_DIRECTIONS FOR THIS TASK_
Reproduce the listing verbatim.

_Dataset rows about figures_
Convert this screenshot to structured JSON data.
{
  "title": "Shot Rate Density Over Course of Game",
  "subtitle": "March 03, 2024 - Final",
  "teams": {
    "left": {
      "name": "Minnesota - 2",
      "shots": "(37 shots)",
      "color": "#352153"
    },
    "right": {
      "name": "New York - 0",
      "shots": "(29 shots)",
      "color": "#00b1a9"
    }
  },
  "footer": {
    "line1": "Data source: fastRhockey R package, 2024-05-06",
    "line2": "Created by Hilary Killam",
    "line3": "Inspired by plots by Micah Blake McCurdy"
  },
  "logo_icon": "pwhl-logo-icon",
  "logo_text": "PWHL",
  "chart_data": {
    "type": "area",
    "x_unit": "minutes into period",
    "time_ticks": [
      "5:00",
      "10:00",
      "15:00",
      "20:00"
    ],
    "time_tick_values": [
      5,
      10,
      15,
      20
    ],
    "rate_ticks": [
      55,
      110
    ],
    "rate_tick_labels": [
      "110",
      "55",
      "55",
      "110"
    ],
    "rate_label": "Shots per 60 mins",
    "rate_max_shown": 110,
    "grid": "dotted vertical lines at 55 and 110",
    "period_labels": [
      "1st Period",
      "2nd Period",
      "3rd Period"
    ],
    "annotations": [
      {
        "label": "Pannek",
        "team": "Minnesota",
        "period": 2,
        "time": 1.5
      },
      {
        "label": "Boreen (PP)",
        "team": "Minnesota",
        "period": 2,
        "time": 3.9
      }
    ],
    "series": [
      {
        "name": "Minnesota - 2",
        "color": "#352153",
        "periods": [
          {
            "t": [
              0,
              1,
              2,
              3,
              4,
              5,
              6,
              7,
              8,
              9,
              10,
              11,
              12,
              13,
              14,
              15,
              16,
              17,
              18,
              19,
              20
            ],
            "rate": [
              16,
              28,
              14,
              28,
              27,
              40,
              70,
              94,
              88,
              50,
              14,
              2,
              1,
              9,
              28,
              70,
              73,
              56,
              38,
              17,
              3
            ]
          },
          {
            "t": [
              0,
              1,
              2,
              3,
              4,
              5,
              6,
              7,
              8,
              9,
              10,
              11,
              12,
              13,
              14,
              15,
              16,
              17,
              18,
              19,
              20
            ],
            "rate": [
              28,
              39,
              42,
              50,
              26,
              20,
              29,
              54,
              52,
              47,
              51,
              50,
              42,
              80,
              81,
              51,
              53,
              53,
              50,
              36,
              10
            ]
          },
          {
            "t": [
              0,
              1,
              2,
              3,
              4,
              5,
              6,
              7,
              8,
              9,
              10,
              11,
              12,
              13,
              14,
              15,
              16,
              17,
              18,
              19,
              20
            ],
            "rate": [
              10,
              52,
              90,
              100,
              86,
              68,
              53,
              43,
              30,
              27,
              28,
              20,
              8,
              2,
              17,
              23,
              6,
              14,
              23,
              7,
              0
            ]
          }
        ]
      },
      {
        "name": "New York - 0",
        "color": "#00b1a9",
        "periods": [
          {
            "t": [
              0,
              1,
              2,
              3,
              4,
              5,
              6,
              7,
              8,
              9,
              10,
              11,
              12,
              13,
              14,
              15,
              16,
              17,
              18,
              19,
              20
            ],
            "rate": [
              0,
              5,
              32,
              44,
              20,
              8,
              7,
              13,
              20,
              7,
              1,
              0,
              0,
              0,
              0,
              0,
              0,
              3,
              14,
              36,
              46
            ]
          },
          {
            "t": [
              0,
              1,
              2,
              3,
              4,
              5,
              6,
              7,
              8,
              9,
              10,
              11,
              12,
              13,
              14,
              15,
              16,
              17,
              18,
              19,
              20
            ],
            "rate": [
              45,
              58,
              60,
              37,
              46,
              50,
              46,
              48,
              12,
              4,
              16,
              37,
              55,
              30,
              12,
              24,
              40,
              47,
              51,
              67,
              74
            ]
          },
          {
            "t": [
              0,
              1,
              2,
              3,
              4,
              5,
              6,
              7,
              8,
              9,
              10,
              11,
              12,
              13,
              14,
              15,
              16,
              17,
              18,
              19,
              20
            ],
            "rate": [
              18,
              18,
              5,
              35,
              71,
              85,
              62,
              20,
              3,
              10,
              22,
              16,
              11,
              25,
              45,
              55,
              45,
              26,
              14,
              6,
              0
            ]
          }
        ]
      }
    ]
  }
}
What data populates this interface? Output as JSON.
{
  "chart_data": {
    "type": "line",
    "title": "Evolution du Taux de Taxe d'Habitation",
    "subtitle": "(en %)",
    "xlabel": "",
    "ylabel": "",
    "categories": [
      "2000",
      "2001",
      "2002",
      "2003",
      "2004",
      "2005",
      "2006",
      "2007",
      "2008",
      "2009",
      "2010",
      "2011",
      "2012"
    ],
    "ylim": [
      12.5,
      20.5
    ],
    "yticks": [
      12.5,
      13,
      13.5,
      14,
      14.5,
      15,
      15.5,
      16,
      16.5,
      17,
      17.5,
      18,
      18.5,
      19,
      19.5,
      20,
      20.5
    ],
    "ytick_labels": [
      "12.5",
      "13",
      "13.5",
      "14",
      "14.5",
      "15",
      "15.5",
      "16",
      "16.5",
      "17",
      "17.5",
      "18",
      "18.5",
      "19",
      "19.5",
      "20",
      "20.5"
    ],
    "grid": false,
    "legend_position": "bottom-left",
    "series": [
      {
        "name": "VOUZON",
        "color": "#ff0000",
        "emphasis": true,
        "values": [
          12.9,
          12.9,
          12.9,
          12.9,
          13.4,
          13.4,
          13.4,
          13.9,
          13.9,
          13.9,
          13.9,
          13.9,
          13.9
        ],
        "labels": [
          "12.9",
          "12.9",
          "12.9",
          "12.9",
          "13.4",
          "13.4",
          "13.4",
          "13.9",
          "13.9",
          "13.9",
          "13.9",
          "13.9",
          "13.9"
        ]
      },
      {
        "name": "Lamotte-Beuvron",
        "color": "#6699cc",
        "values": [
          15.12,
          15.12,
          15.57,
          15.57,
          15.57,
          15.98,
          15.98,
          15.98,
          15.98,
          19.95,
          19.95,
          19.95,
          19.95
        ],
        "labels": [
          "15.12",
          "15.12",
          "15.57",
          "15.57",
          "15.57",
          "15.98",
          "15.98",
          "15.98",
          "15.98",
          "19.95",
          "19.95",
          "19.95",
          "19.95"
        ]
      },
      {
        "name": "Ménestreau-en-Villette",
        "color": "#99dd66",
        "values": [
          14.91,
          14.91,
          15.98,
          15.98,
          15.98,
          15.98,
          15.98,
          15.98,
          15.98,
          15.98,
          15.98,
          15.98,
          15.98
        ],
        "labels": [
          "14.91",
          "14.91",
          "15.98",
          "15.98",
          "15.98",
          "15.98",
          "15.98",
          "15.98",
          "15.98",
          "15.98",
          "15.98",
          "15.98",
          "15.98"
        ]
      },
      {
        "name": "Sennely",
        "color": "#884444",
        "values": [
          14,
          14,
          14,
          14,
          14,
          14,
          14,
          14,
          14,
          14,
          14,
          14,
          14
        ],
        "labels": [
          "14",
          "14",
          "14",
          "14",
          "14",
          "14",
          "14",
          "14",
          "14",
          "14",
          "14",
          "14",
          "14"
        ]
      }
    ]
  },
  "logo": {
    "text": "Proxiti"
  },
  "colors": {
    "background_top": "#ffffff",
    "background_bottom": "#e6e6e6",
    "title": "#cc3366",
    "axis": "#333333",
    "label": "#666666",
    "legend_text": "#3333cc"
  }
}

_ANSWER TO THIS PROBLEM_
Convert this screenshot to structured JSON data.
{
  "title": "Shot Rate Density Over Course of Game",
  "subtitle": "March 03, 2024 - Final",
  "teams": {
    "left": {
      "name": "Minnesota - 2",
      "shots": "(37 shots)",
      "color": "#352153"
    },
    "right": {
      "name": "New York - 0",
      "shots": "(29 shots)",
      "color": "#00b1a9"
    }
  },
  "footer": {
    "line1": "Data source: fastRhockey R package, 2024-05-06",
    "line2": "Created by Hilary Killam",
    "line3": "Inspired by plots by Micah Blake McCurdy"
  },
  "logo_icon": "pwhl-logo-icon",
  "logo_text": "PWHL",
  "chart_data": {
    "type": "area",
    "x_unit": "minutes into period",
    "time_ticks": [
      "5:00",
      "10:00",
      "15:00",
      "20:00"
    ],
    "time_tick_values": [
      5,
      10,
      15,
      20
    ],
    "rate_ticks": [
      55,
      110
    ],
    "rate_tick_labels": [
      "110",
      "55",
      "55",
      "110"
    ],
    "rate_label": "Shots per 60 mins",
    "rate_max_shown": 110,
    "grid": "dotted vertical lines at 55 and 110",
    "period_labels": [
      "1st Period",
      "2nd Period",
      "3rd Period"
    ],
    "annotations": [
      {
        "label": "Pannek",
        "team": "Minnesota",
        "period": 2,
        "time": 1.5
      },
      {
        "label": "Boreen (PP)",
        "team": "Minnesota",
        "period": 2,
        "time": 3.9
      }
    ],
    "series": [
      {
        "name": "Minnesota - 2",
        "color": "#352153",
        "periods": [
          {
            "t": [
              0,
              1,
              2,
              3,
              4,
              5,
              6,
              7,
              8,
              9,
              10,
              11,
              12,
              13,
              14,
              15,
              16,
              17,
              18,
              19,
              20
            ],
            "rate": [
              16,
              28,
              14,
              28,
              27,
              40,
              70,
              94,
              88,
              50,
              14,
              2,
              1,
              9,
              28,
              70,
              73,
              56,
              38,
              17,
              3
            ]
          },
          {
            "t": [
              0,
              1,
              2,
              3,
              4,
              5,
              6,
              7,
              8,
              9,
              10,
              11,
              12,
              13,
              14,
              15,
              16,
              17,
              18,
              19,
              20
            ],
            "rate": [
              28,
              39,
              42,
              50,
              26,
              20,
              29,
              54,
              52,
              47,
              51,
              50,
              42,
              80,
              81,
              51,
              53,
              53,
              50,
              36,
              10
            ]
          },
          {
            "t": [
              0,
              1,
              2,
              3,
              4,
              5,
              6,
              7,
              8,
              9,
              10,
              11,
              12,
              13,
              14,
              15,
              16,
              17,
              18,
              19,
              20
            ],
            "rate": [
              10,
              52,
              90,
              100,
              86,
              68,
              53,
              43,
              30,
              27,
              28,
              20,
              8,
              2,
              17,
              23,
              6,
              14,
              23,
              7,
              0
            ]
          }
        ]
      },
      {
        "name": "New York - 0",
        "color": "#00b1a9",
        "periods": [
          {
            "t": [
              0,
              1,
              2,
              3,
              4,
              5,
              6,
              7,
              8,
              9,
              10,
              11,
              12,
              13,
              14,
              15,
              16,
              17,
              18,
              19,
              20
            ],
            "rate": [
              0,
              5,
              32,
              44,
              20,
              8,
              7,
              13,
              20,
              7,
              1,
              0,
              0,
              0,
              0,
              0,
              0,
              3,
              14,
              36,
              46
            ]
          },
          {
            "t": [
              0,
              1,
              2,
              3,
              4,
              5,
              6,
              7,
              8,
              9,
              10,
              11,
              12,
              13,
              14,
              15,
              16,
              17,
              18,
              19,
              20
            ],
            "rate": [
              45,
              58,
              60,
              37,
              46,
              50,
              46,
              48,
              12,
              4,
              16,
              37,
              55,
              30,
              12,
              24,
              40,
              47,
              51,
              67,
              74
            ]
          },
          {
            "t": [
              0,
              1,
              2,
              3,
              4,
              5,
              6,
              7,
              8,
              9,
              10,
              11,
              12,
              13,
              14,
              15,
              16,
              17,
              18,
              19,
              20
            ],
            "rate": [
              18,
              18,
              5,
              35,
              71,
              85,
              62,
              20,
              3,
              10,
              22,
              16,
              11,
              25,
              45,
              55,
              45,
              26,
              14,
              6,
              0
            ]
          }
        ]
      }
    ]
  }
}
What data populates this interface? Output as JSON.
{
  "chart_data": {
    "type": "line",
    "title": "Evolution du Taux de Taxe d'Habitation",
    "subtitle": "(en %)",
    "xlabel": "",
    "ylabel": "",
    "categories": [
      "2000",
      "2001",
      "2002",
      "2003",
      "2004",
      "2005",
      "2006",
      "2007",
      "2008",
      "2009",
      "2010",
      "2011",
      "2012"
    ],
    "ylim": [
      12.5,
      20.5
    ],
    "yticks": [
      12.5,
      13,
      13.5,
      14,
      14.5,
      15,
      15.5,
      16,
      16.5,
      17,
      17.5,
      18,
      18.5,
      19,
      19.5,
      20,
      20.5
    ],
    "ytick_labels": [
      "12.5",
      "13",
      "13.5",
      "14",
      "14.5",
      "15",
      "15.5",
      "16",
      "16.5",
      "17",
      "17.5",
      "18",
      "18.5",
      "19",
      "19.5",
      "20",
      "20.5"
    ],
    "grid": false,
    "legend_position": "bottom-left",
    "series": [
      {
        "name": "VOUZON",
        "color": "#ff0000",
        "emphasis": true,
        "values": [
          12.9,
          12.9,
          12.9,
          12.9,
          13.4,
          13.4,
          13.4,
          13.9,
          13.9,
          13.9,
          13.9,
          13.9,
          13.9
        ],
        "labels": [
          "12.9",
          "12.9",
          "12.9",
          "12.9",
          "13.4",
          "13.4",
          "13.4",
          "13.9",
          "13.9",
          "13.9",
          "13.9",
          "13.9",
          "13.9"
        ]
      },
      {
        "name": "Lamotte-Beuvron",
        "color": "#6699cc",
        "values": [
          15.12,
          15.12,
          15.57,
          15.57,
          15.57,
          15.98,
          15.98,
          15.98,
          15.98,
          19.95,
          19.95,
          19.95,
          19.95
        ],
        "labels": [
          "15.12",
          "15.12",
          "15.57",
          "15.57",
          "15.57",
          "15.98",
          "15.98",
          "15.98",
          "15.98",
          "19.95",
          "19.95",
          "19.95",
          "19.95"
        ]
      },
      {
        "name": "Ménestreau-en-Villette",
        "color": "#99dd66",
        "values": [
          14.91,
          14.91,
          15.98,
          15.98,
          15.98,
          15.98,
          15.98,
          15.98,
          15.98,
          15.98,
          15.98,
          15.98,
          15.98
        ],
        "labels": [
          "14.91",
          "14.91",
          "15.98",
          "15.98",
          "15.98",
          "15.98",
          "15.98",
          "15.98",
          "15.98",
          "15.98",
          "15.98",
          "15.98",
          "15.98"
        ]
      },
      {
        "name": "Sennely",
        "color": "#884444",
        "values": [
          14,
          14,
          14,
          14,
          14,
          14,
          14,
          14,
          14,
          14,
          14,
          14,
          14
        ],
        "labels": [
          "14",
          "14",
          "14",
          "14",
          "14",
          "14",
          "14",
          "14",
          "14",
          "14",
          "14",
          "14",
          "14"
        ]
      }
    ]
  },
  "logo": {
    "text": "Proxiti"
  },
  "colors": {
    "background_top": "#ffffff",
    "background_bottom": "#e6e6e6",
    "title": "#cc3366",
    "axis": "#333333",
    "label": "#666666",
    "legend_text": "#3333cc"
  }
}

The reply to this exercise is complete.